#### Your instructions:
Below is a set of records. Repeat all of them exactly.

#### Supplied material:
>> BEGIN
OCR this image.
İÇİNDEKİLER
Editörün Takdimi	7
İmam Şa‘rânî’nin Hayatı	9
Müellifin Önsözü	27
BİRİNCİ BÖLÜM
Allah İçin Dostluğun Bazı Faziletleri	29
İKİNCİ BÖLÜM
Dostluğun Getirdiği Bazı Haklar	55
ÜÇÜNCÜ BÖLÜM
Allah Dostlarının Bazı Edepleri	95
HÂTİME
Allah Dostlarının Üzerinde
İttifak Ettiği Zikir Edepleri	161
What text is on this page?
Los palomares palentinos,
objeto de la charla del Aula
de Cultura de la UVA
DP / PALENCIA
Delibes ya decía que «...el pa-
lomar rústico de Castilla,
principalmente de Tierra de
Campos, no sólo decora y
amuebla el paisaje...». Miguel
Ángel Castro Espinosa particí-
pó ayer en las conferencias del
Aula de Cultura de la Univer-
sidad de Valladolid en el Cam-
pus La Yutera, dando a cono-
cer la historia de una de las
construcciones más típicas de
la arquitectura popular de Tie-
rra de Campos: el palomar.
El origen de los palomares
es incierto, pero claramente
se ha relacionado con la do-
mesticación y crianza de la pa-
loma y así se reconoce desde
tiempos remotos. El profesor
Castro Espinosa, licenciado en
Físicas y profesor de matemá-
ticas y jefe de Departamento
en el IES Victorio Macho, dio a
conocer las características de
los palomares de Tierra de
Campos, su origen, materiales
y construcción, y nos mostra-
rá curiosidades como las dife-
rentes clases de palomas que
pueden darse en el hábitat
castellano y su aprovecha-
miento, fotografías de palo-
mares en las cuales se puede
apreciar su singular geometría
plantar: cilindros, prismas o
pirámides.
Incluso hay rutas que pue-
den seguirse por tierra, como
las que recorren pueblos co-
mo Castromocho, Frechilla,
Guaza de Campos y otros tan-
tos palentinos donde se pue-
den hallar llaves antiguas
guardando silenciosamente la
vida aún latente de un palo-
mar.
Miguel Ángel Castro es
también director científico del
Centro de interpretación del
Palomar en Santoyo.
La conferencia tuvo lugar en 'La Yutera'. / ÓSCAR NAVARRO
>> END
#### Solved problem:
OCR this image.
İÇİNDEKİLER
Editörün Takdimi	7
İmam Şa‘rânî’nin Hayatı	9
Müellifin Önsözü	27
BİRİNCİ BÖLÜM
Allah İçin Dostluğun Bazı Faziletleri	29
İKİNCİ BÖLÜM
Dostluğun Getirdiği Bazı Haklar	55
ÜÇÜNCÜ BÖLÜM
Allah Dostlarının Bazı Edepleri	95
HÂTİME
Allah Dostlarının Üzerinde
İttifak Ettiği Zikir Edepleri	161
What text is on this page?
Los palomares palentinos,
objeto de la charla del Aula
de Cultura de la UVA
DP / PALENCIA
Delibes ya decía que «...el pa-
lomar rústico de Castilla,
principalmente de Tierra de
Campos, no sólo decora y
amuebla el paisaje...». Miguel
Ángel Castro Espinosa particí-
pó ayer en las conferencias del
Aula de Cultura de la Univer-
sidad de Valladolid en el Cam-
pus La Yutera, dando a cono-
cer la historia de una de las
construcciones más típicas de
la arquitectura popular de Tie-
rra de Campos: el palomar.
El origen de los palomares
es incierto, pero claramente
se ha relacionado con la do-
mesticación y crianza de la pa-
loma y así se reconoce desde
tiempos remotos. El profesor
Castro Espinosa, licenciado en
Físicas y profesor de matemá-
ticas y jefe de Departamento
en el IES Victorio Macho, dio a
conocer las características de
los palomares de Tierra de
Campos, su origen, materiales
y construcción, y nos mostra-
rá curiosidades como las dife-
rentes clases de palomas que
pueden darse en el hábitat
castellano y su aprovecha-
miento, fotografías de palo-
mares en las cuales se puede
apreciar su singular geometría
plantar: cilindros, prismas o
pirámides.
Incluso hay rutas que pue-
den seguirse por tierra, como
las que recorren pueblos co-
mo Castromocho, Frechilla,
Guaza de Campos y otros tan-
tos palentinos donde se pue-
den hallar llaves antiguas
guardando silenciosamente la
vida aún latente de un palo-
mar.
Miguel Ángel Castro es
también director científico del
Centro de interpretación del
Palomar en Santoyo.
La conferencia tuvo lugar en 'La Yutera'. / ÓSCAR NAVARRO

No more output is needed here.